Copy this listing line for line without changing anything, but omit the pictures.
** START OF Supplied entries **
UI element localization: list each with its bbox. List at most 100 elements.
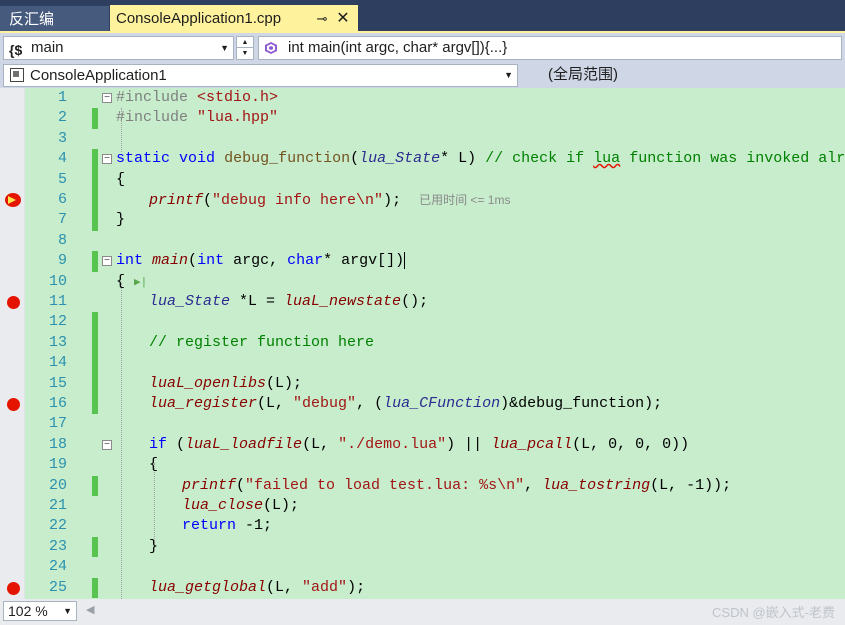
function-call: lua_getglobal xyxy=(149,578,267,596)
tab-console-application-cpp[interactable]: ConsoleApplication1.cpp ⊸ ✕ xyxy=(110,5,358,33)
function-call: lua_close xyxy=(182,497,264,514)
code-line-14[interactable]: 14 xyxy=(0,353,845,374)
code-text[interactable]: lua_register(L, "debug", (lua_CFunction)… xyxy=(149,394,662,414)
run-to-click-icon[interactable]: ▶| xyxy=(134,277,147,289)
keyword: char xyxy=(287,252,324,270)
scroll-left-icon[interactable]: ◀ xyxy=(86,603,94,616)
perf-tip[interactable]: 已用时间 <= 1ms xyxy=(419,193,510,207)
code-text[interactable]: if (luaL_loadfile(L, "./demo.lua") || lu… xyxy=(149,435,689,455)
code-text[interactable]: #include <stdio.h> xyxy=(116,88,278,108)
code-line-20[interactable]: 20 printf("failed to load test.lua: %s\n… xyxy=(0,475,845,496)
punctuation: ( xyxy=(167,435,186,453)
text-caret xyxy=(404,251,406,269)
punctuation: (L); xyxy=(266,374,303,392)
chevron-down-icon[interactable]: ▼ xyxy=(504,65,513,86)
breakpoint-current-statement-icon[interactable] xyxy=(5,193,21,207)
breakpoint-icon[interactable] xyxy=(7,398,20,411)
line-number: 15 xyxy=(48,374,67,392)
code-line-25[interactable]: 25 lua_getglobal(L, "add"); xyxy=(0,577,845,598)
code-line-24[interactable]: 24 xyxy=(0,557,845,577)
punctuation: (L, xyxy=(266,578,303,596)
change-bar xyxy=(92,577,98,598)
preprocessor: #include xyxy=(116,89,198,106)
code-line-21[interactable]: 21 lua_close(L); xyxy=(0,496,845,516)
code-line-23[interactable]: 23 } xyxy=(0,536,845,558)
function-call: printf xyxy=(182,476,237,494)
code-line-4[interactable]: 4 − static void debug_function(lua_State… xyxy=(0,149,845,170)
collapse-icon[interactable]: − xyxy=(102,154,112,165)
code-text[interactable]: lua_close(L); xyxy=(182,496,299,516)
code-text[interactable]: int main(int argc, char* argv[]) xyxy=(116,251,406,271)
code-text[interactable]: return -1; xyxy=(182,516,272,536)
code-text[interactable]: // register function here xyxy=(149,333,374,353)
change-bar xyxy=(92,475,98,496)
punctuation: ( xyxy=(188,252,198,270)
code-line-12[interactable]: 12 xyxy=(0,312,845,333)
code-line-22[interactable]: 22 return -1; xyxy=(0,516,845,536)
code-line-1[interactable]: 1 − #include <stdio.h> xyxy=(0,88,845,108)
code-line-8[interactable]: 8 xyxy=(0,231,845,251)
pin-icon[interactable]: ⊸ xyxy=(313,5,331,33)
chevron-up-icon[interactable]: ▲ xyxy=(237,37,253,48)
punctuation: -1; xyxy=(236,517,273,535)
chevron-down-icon[interactable]: ▼ xyxy=(220,37,229,59)
change-bar xyxy=(92,312,98,333)
code-line-18[interactable]: 18 − if (luaL_loadfile(L, "./demo.lua") … xyxy=(0,435,845,455)
line-number: 22 xyxy=(48,517,67,535)
code-text[interactable]: lua_getglobal(L, "add"); xyxy=(149,578,365,598)
code-text[interactable]: } xyxy=(149,537,158,557)
collapse-icon[interactable]: − xyxy=(102,439,112,450)
code-line-15[interactable]: 15 luaL_openlibs(L); xyxy=(0,373,845,394)
zoom-dropdown[interactable]: 102 % ▼ xyxy=(3,601,77,621)
function-call: lua_pcall xyxy=(491,435,573,453)
code-text[interactable]: lua_State *L = luaL_newstate(); xyxy=(149,292,428,312)
code-editor[interactable]: 1 − #include <stdio.h> 2 #include "lua.h… xyxy=(0,88,845,599)
punctuation: ( xyxy=(350,150,360,168)
brace: { xyxy=(116,272,126,290)
collapse-icon[interactable]: − xyxy=(102,93,112,103)
code-text[interactable]: luaL_openlibs(L); xyxy=(149,374,302,394)
code-line-16[interactable]: 16 lua_register(L, "debug", (lua_CFuncti… xyxy=(0,394,845,415)
change-bar xyxy=(92,190,98,211)
code-text[interactable]: { xyxy=(116,170,125,190)
code-line-2[interactable]: 2 #include "lua.hpp" xyxy=(0,108,845,129)
code-text[interactable]: static void debug_function(lua_State* L)… xyxy=(116,149,845,169)
code-text[interactable]: { xyxy=(149,455,158,475)
global-scope-dropdown[interactable]: (全局范围) xyxy=(522,64,842,87)
scope-dropdown[interactable]: {$ main ▼ xyxy=(3,36,234,60)
code-text[interactable]: } xyxy=(116,210,125,230)
punctuation: * argv[]) xyxy=(323,252,405,270)
code-line-17[interactable]: 17 xyxy=(0,414,845,434)
breakpoint-icon[interactable] xyxy=(7,296,20,309)
code-text[interactable]: #include "lua.hpp" xyxy=(116,108,278,128)
function-call: lua_tostring xyxy=(542,476,651,494)
code-line-3[interactable]: 3 xyxy=(0,129,845,149)
code-text[interactable]: { ▶| xyxy=(116,272,147,293)
type-name: lua_State xyxy=(359,150,441,168)
keyword: void xyxy=(179,150,216,168)
collapse-icon[interactable]: − xyxy=(102,256,112,267)
breakpoint-icon[interactable] xyxy=(7,581,20,595)
horizontal-scrollbar[interactable] xyxy=(98,608,658,616)
close-icon[interactable]: ✕ xyxy=(334,5,352,33)
function-call: printf xyxy=(149,192,204,209)
scope-stepper[interactable]: ▲ ▼ xyxy=(236,36,254,60)
code-line-13[interactable]: 13 // register function here xyxy=(0,332,845,354)
code-line-19[interactable]: 19 { xyxy=(0,455,845,475)
code-line-7[interactable]: 7 } xyxy=(0,210,845,231)
code-text[interactable]: printf("failed to load test.lua: %s\n", … xyxy=(182,476,731,496)
function-dropdown[interactable]: int main(int argc, char* argv[]){...} xyxy=(258,36,842,60)
punctuation: (L, 0, 0, 0)) xyxy=(572,435,690,453)
chevron-down-icon[interactable]: ▼ xyxy=(237,48,253,59)
project-dropdown[interactable]: ConsoleApplication1 ▼ xyxy=(3,64,518,87)
code-text[interactable]: printf("debug info here\n"); 已用时间 <= 1ms xyxy=(149,190,510,211)
code-line-11[interactable]: 11 lua_State *L = luaL_newstate(); xyxy=(0,292,845,312)
line-number: 23 xyxy=(48,537,67,555)
code-line-10[interactable]: 10 { ▶| xyxy=(0,272,845,292)
code-line-5[interactable]: 5 { xyxy=(0,169,845,190)
code-line-9[interactable]: 9 − int main(int argc, char* argv[]) xyxy=(0,251,845,272)
function-call: luaL_loadfile xyxy=(185,435,303,453)
code-line-6[interactable]: 6 printf("debug info here\n"); 已用时间 <= 1… xyxy=(0,190,845,211)
chevron-down-icon[interactable]: ▼ xyxy=(63,602,72,620)
tab-disassembly[interactable]: 反汇编 xyxy=(0,6,109,33)
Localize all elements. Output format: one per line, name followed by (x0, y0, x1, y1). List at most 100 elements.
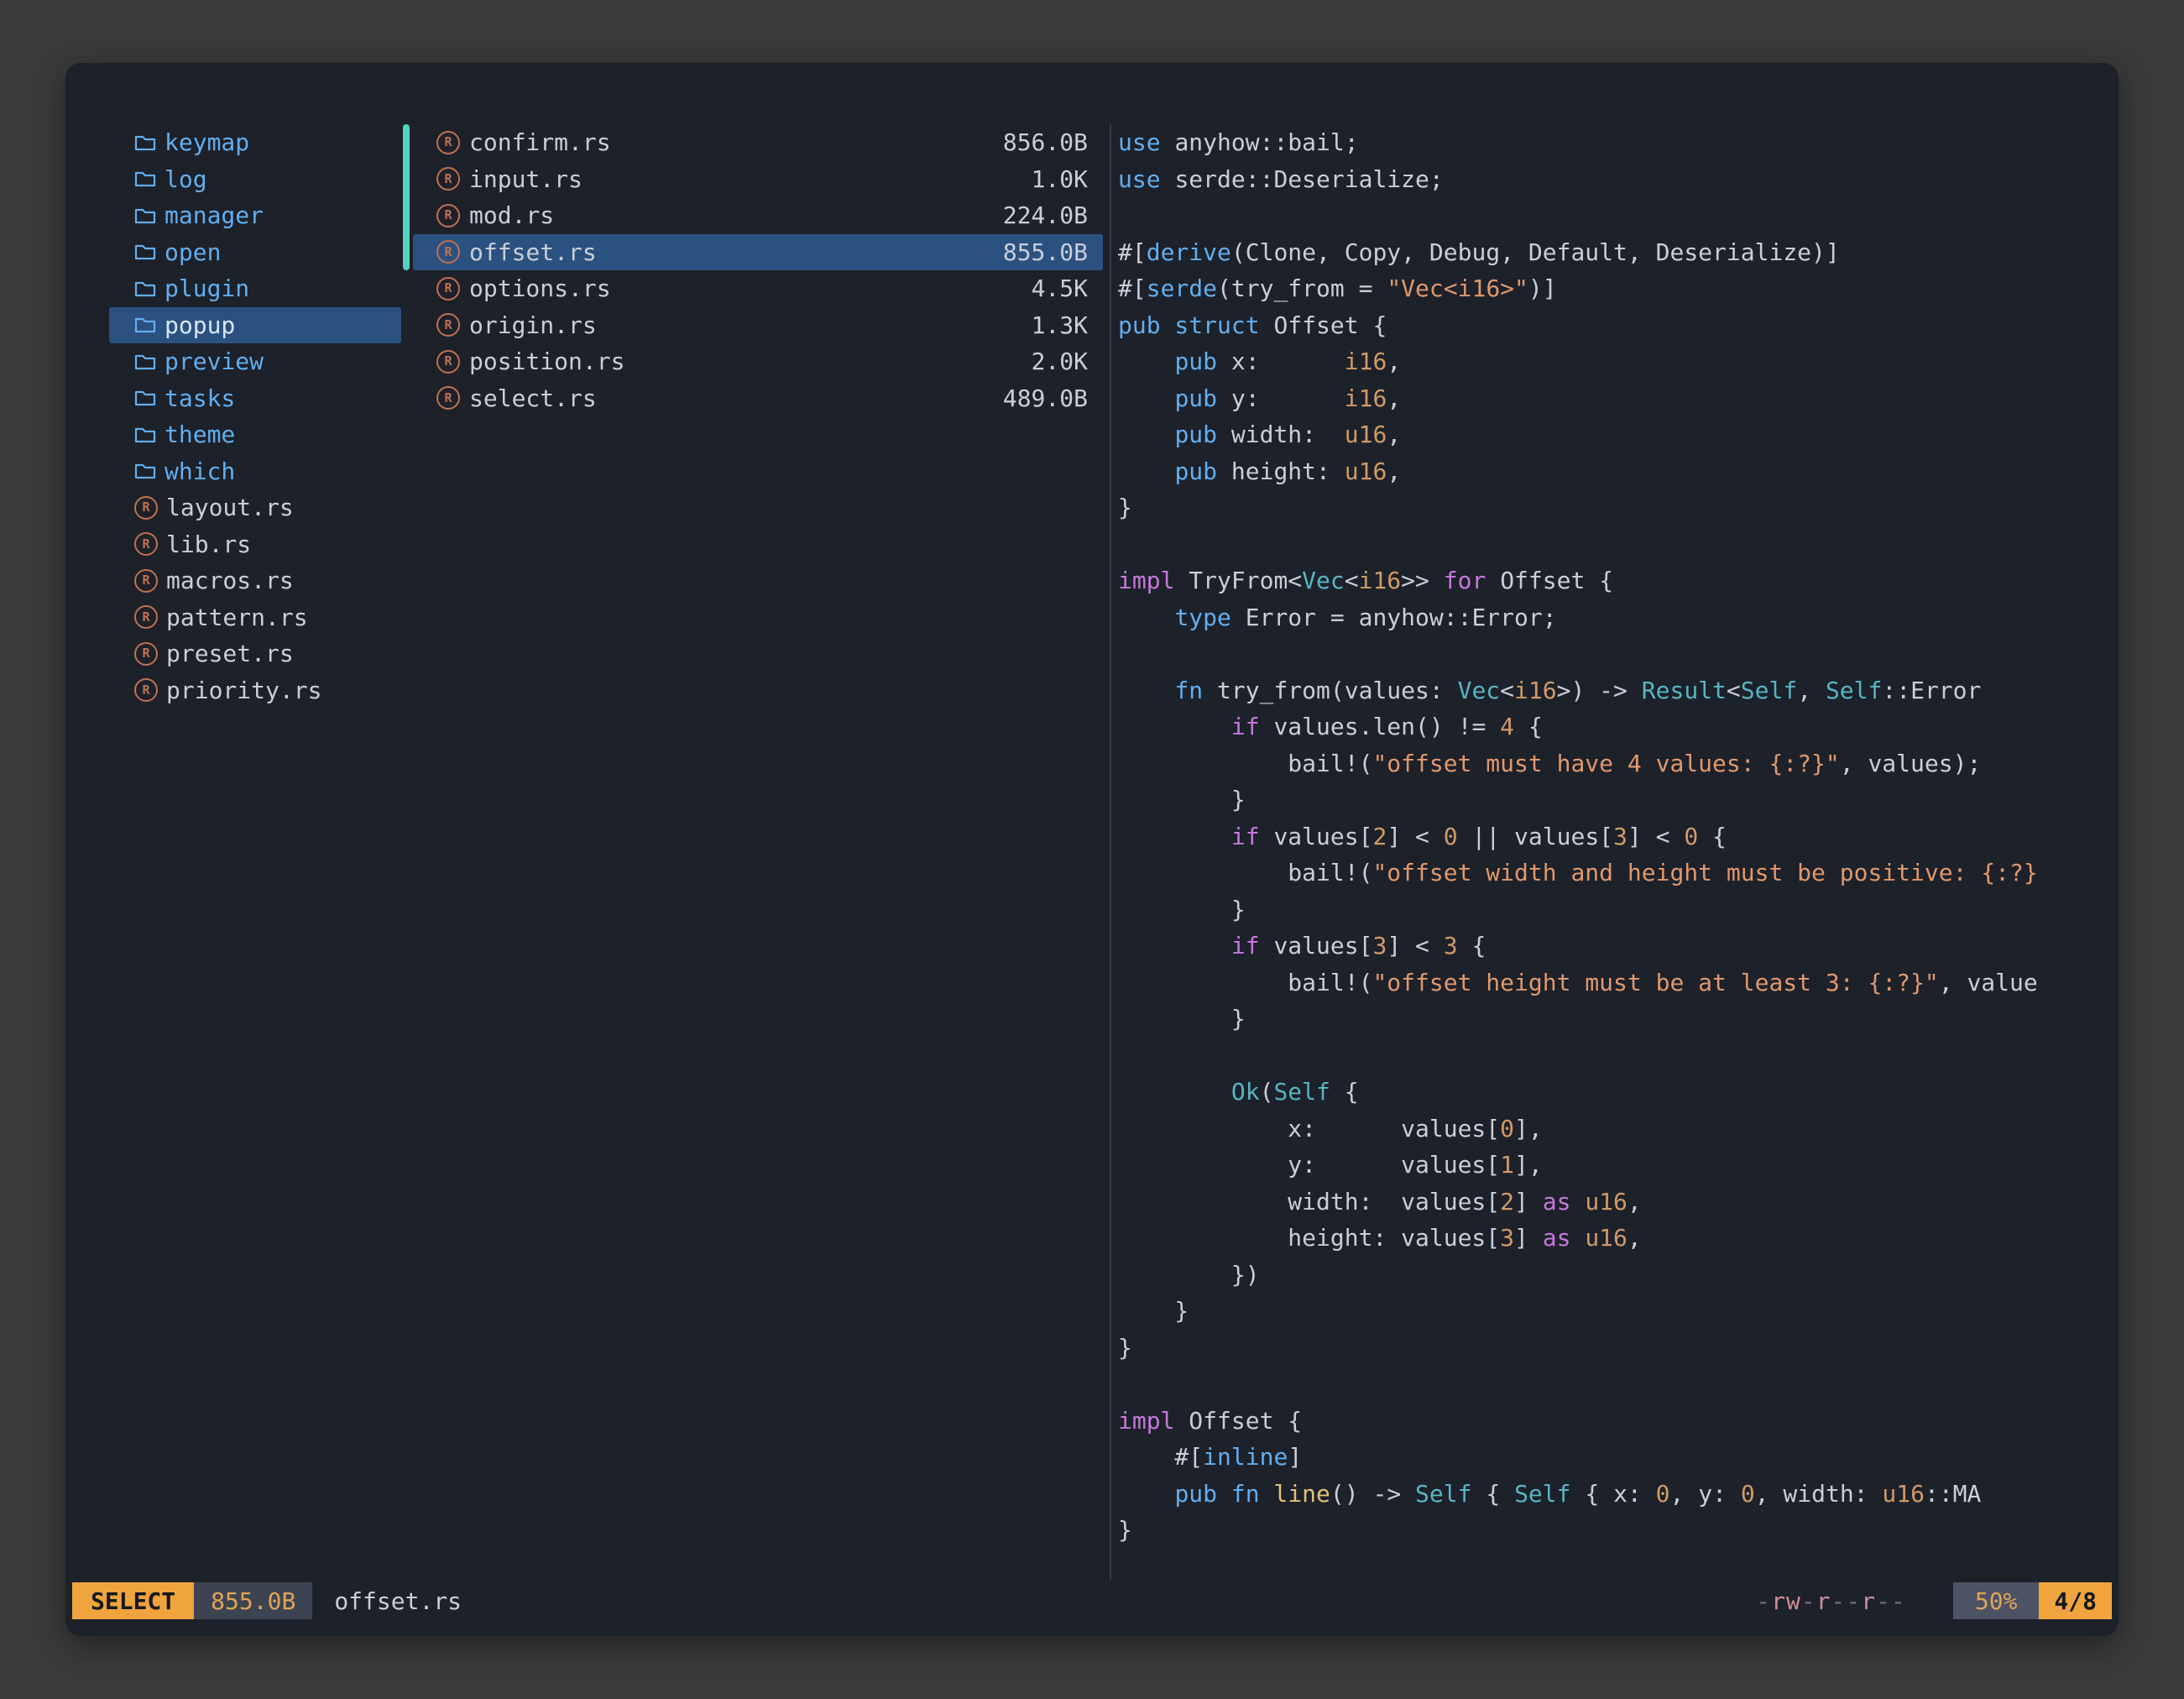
** END OF Supplied entries **
*Task answer*.
UI element localization: list each with its bbox. List at most 100 elements.
function-call: lua_getglobal xyxy=(149,578,267,596)
tab-console-application-cpp[interactable]: ConsoleApplication1.cpp ⊸ ✕ xyxy=(110,5,358,33)
function-call: lua_close xyxy=(182,497,264,514)
code-line-14[interactable]: 14 xyxy=(0,353,845,374)
code-text[interactable]: lua_register(L, "debug", (lua_CFunction)… xyxy=(149,394,662,414)
run-to-click-icon[interactable]: ▶| xyxy=(134,277,147,289)
keyword: char xyxy=(287,252,324,270)
scroll-left-icon[interactable]: ◀ xyxy=(86,603,94,616)
perf-tip[interactable]: 已用时间 <= 1ms xyxy=(419,193,510,207)
code-text[interactable]: if (luaL_loadfile(L, "./demo.lua") || lu… xyxy=(149,435,689,455)
code-text[interactable]: #include <stdio.h> xyxy=(116,88,278,108)
code-line-20[interactable]: 20 printf("failed to load test.lua: %s\n… xyxy=(0,475,845,496)
punctuation: ( xyxy=(167,435,186,453)
text-caret xyxy=(404,251,406,269)
punctuation: (L); xyxy=(266,374,303,392)
chevron-down-icon[interactable]: ▼ xyxy=(504,65,513,86)
breakpoint-current-statement-icon[interactable] xyxy=(5,193,21,207)
breakpoint-icon[interactable] xyxy=(7,398,20,411)
line-number: 15 xyxy=(48,374,67,392)
code-line-25[interactable]: 25 lua_getglobal(L, "add"); xyxy=(0,577,845,598)
code-line-24[interactable]: 24 xyxy=(0,557,845,577)
punctuation: (L, xyxy=(266,578,303,596)
change-bar xyxy=(92,577,98,598)
preprocessor: #include xyxy=(116,89,198,106)
code-line-21[interactable]: 21 lua_close(L); xyxy=(0,496,845,516)
code-line-23[interactable]: 23 } xyxy=(0,536,845,558)
function-call: printf xyxy=(182,476,237,494)
code-line-4[interactable]: 4 − static void debug_function(lua_State… xyxy=(0,149,845,170)
collapse-icon[interactable]: − xyxy=(102,154,112,165)
code-text[interactable]: lua_close(L); xyxy=(182,496,299,516)
code-text[interactable]: int main(int argc, char* argv[]) xyxy=(116,251,406,271)
code-text[interactable]: return -1; xyxy=(182,516,272,536)
code-text[interactable]: // register function here xyxy=(149,333,374,353)
change-bar xyxy=(92,475,98,496)
punctuation: ( xyxy=(188,252,198,270)
code-line-12[interactable]: 12 xyxy=(0,312,845,333)
code-line-22[interactable]: 22 return -1; xyxy=(0,516,845,536)
code-line-1[interactable]: 1 − #include <stdio.h> xyxy=(0,88,845,108)
code-line-8[interactable]: 8 xyxy=(0,231,845,251)
pin-icon[interactable]: ⊸ xyxy=(313,5,331,33)
chevron-up-icon[interactable]: ▲ xyxy=(237,37,253,48)
punctuation: -1; xyxy=(236,517,273,535)
chevron-down-icon[interactable]: ▼ xyxy=(220,37,229,59)
change-bar xyxy=(92,312,98,333)
code-line-18[interactable]: 18 − if (luaL_loadfile(L, "./demo.lua") … xyxy=(0,435,845,455)
line-number: 22 xyxy=(48,517,67,535)
code-text[interactable]: lua_getglobal(L, "add"); xyxy=(149,578,365,598)
code-text[interactable]: } xyxy=(149,537,158,557)
collapse-icon[interactable]: − xyxy=(102,439,112,450)
code-line-15[interactable]: 15 luaL_openlibs(L); xyxy=(0,373,845,394)
zoom-dropdown[interactable]: 102 % ▼ xyxy=(3,601,77,621)
function-call: lua_pcall xyxy=(491,435,573,453)
code-text[interactable]: lua_State *L = luaL_newstate(); xyxy=(149,292,428,312)
code-editor[interactable]: 1 − #include <stdio.h> 2 #include "lua.h… xyxy=(0,88,845,599)
punctuation: ( xyxy=(350,150,360,168)
brace: { xyxy=(116,272,126,290)
collapse-icon[interactable]: − xyxy=(102,93,112,103)
code-text[interactable]: luaL_openlibs(L); xyxy=(149,374,302,394)
code-line-16[interactable]: 16 lua_register(L, "debug", (lua_CFuncti… xyxy=(0,394,845,415)
change-bar xyxy=(92,190,98,211)
code-text[interactable]: { xyxy=(116,170,125,190)
code-line-2[interactable]: 2 #include "lua.hpp" xyxy=(0,108,845,129)
code-text[interactable]: static void debug_function(lua_State* L)… xyxy=(116,149,845,169)
code-text[interactable]: { xyxy=(149,455,158,475)
global-scope-dropdown[interactable]: (全局范围) xyxy=(522,64,842,87)
scope-dropdown[interactable]: {$ main ▼ xyxy=(3,36,234,60)
code-text[interactable]: } xyxy=(116,210,125,230)
punctuation: * argv[]) xyxy=(323,252,405,270)
code-line-17[interactable]: 17 xyxy=(0,414,845,434)
breakpoint-icon[interactable] xyxy=(7,296,20,309)
code-text[interactable]: #include "lua.hpp" xyxy=(116,108,278,128)
function-call: lua_tostring xyxy=(542,476,651,494)
code-line-3[interactable]: 3 xyxy=(0,129,845,149)
code-text[interactable]: { ▶| xyxy=(116,272,147,293)
type-name: lua_State xyxy=(359,150,441,168)
keyword: void xyxy=(179,150,216,168)
collapse-icon[interactable]: − xyxy=(102,256,112,267)
breakpoint-icon[interactable] xyxy=(7,581,20,595)
horizontal-scrollbar[interactable] xyxy=(98,608,658,616)
close-icon[interactable]: ✕ xyxy=(334,5,352,33)
function-call: printf xyxy=(149,192,204,209)
scope-stepper[interactable]: ▲ ▼ xyxy=(236,36,254,60)
code-line-13[interactable]: 13 // register function here xyxy=(0,332,845,354)
code-line-19[interactable]: 19 { xyxy=(0,455,845,475)
code-line-7[interactable]: 7 } xyxy=(0,210,845,231)
code-text[interactable]: printf("failed to load test.lua: %s\n", … xyxy=(182,476,731,496)
function-dropdown[interactable]: int main(int argc, char* argv[]){...} xyxy=(258,36,842,60)
punctuation: (L, 0, 0, 0)) xyxy=(572,435,690,453)
chevron-down-icon[interactable]: ▼ xyxy=(237,48,253,59)
project-dropdown[interactable]: ConsoleApplication1 ▼ xyxy=(3,64,518,87)
code-text[interactable]: printf("debug info here\n"); 已用时间 <= 1ms xyxy=(149,190,510,211)
code-line-11[interactable]: 11 lua_State *L = luaL_newstate(); xyxy=(0,292,845,312)
line-number: 23 xyxy=(48,537,67,555)
code-line-10[interactable]: 10 { ▶| xyxy=(0,272,845,292)
code-line-5[interactable]: 5 { xyxy=(0,169,845,190)
code-line-9[interactable]: 9 − int main(int argc, char* argv[]) xyxy=(0,251,845,272)
function-call: luaL_loadfile xyxy=(185,435,303,453)
code-line-6[interactable]: 6 printf("debug info here\n"); 已用时间 <= 1… xyxy=(0,190,845,211)
chevron-down-icon[interactable]: ▼ xyxy=(63,602,72,620)
tab-disassembly[interactable]: 反汇编 xyxy=(0,6,109,33)
Localize all elements. Output format: one per line, name followed by (x0, y0, x1, y1). List at most 100 elements.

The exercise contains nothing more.